*WRITTEN TASK*
In the data below, find each line containing the string "ylabel" and return it.
** Start **
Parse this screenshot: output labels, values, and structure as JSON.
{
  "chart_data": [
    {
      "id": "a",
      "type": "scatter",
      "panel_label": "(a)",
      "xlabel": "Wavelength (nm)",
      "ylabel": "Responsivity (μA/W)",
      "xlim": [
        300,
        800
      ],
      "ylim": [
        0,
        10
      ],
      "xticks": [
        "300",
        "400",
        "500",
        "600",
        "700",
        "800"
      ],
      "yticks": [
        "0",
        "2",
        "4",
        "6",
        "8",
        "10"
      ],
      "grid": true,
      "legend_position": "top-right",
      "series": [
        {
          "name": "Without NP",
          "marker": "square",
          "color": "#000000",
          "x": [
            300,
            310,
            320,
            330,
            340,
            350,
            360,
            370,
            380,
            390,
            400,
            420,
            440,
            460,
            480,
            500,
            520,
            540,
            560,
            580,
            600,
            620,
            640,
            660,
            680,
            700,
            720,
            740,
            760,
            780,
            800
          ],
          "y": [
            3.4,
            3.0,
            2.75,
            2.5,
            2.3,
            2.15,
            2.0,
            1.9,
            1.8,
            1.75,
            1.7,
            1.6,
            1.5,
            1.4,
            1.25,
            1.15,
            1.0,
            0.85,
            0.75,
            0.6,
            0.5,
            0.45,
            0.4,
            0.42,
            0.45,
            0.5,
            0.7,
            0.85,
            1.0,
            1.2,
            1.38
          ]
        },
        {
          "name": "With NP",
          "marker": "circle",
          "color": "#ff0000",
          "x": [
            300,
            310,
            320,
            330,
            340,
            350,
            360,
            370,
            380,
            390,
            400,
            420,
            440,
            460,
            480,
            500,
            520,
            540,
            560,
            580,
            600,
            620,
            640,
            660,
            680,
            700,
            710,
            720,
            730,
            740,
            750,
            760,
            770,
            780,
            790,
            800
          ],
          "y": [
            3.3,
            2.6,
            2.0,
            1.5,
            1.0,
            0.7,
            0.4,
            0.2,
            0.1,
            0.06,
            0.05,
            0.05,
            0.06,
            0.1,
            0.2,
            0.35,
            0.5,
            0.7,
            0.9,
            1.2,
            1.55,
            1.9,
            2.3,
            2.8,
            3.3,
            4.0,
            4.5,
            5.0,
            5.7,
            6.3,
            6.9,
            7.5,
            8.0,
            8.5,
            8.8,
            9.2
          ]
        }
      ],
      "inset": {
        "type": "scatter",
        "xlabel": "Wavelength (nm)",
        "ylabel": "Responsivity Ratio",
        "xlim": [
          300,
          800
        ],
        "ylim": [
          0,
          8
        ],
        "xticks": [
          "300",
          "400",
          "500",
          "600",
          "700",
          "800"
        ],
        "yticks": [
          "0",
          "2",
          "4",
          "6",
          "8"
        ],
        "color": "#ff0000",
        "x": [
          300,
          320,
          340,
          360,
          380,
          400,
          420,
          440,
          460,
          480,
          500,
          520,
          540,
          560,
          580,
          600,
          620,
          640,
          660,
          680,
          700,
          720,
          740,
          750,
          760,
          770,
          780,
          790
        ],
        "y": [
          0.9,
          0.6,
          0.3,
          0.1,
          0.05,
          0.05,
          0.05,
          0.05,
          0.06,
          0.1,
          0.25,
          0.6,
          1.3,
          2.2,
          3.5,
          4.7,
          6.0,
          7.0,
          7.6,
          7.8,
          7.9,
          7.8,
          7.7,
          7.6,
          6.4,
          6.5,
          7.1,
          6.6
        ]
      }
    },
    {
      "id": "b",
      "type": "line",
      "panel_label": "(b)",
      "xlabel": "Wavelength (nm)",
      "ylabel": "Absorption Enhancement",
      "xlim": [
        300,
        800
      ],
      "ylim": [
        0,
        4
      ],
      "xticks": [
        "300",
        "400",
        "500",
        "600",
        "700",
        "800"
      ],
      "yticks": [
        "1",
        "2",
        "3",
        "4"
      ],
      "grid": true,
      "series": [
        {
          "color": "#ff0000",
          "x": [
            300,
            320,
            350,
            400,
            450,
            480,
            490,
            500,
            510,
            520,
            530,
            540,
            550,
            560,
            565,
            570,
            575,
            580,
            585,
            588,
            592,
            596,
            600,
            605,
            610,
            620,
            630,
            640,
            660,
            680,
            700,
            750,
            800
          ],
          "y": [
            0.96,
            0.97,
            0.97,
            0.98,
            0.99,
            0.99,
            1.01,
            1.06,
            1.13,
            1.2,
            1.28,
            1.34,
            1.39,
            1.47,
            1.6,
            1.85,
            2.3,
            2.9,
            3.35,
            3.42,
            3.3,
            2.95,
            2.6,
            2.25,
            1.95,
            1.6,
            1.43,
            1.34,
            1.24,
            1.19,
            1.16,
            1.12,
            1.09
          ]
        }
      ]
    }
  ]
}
** End **
*RESPONSE TO THIS TASK*
      "ylabel": "Responsivity (μA/W)",
        "ylabel": "Responsivity Ratio",
      "ylabel": "Absorption Enhancement",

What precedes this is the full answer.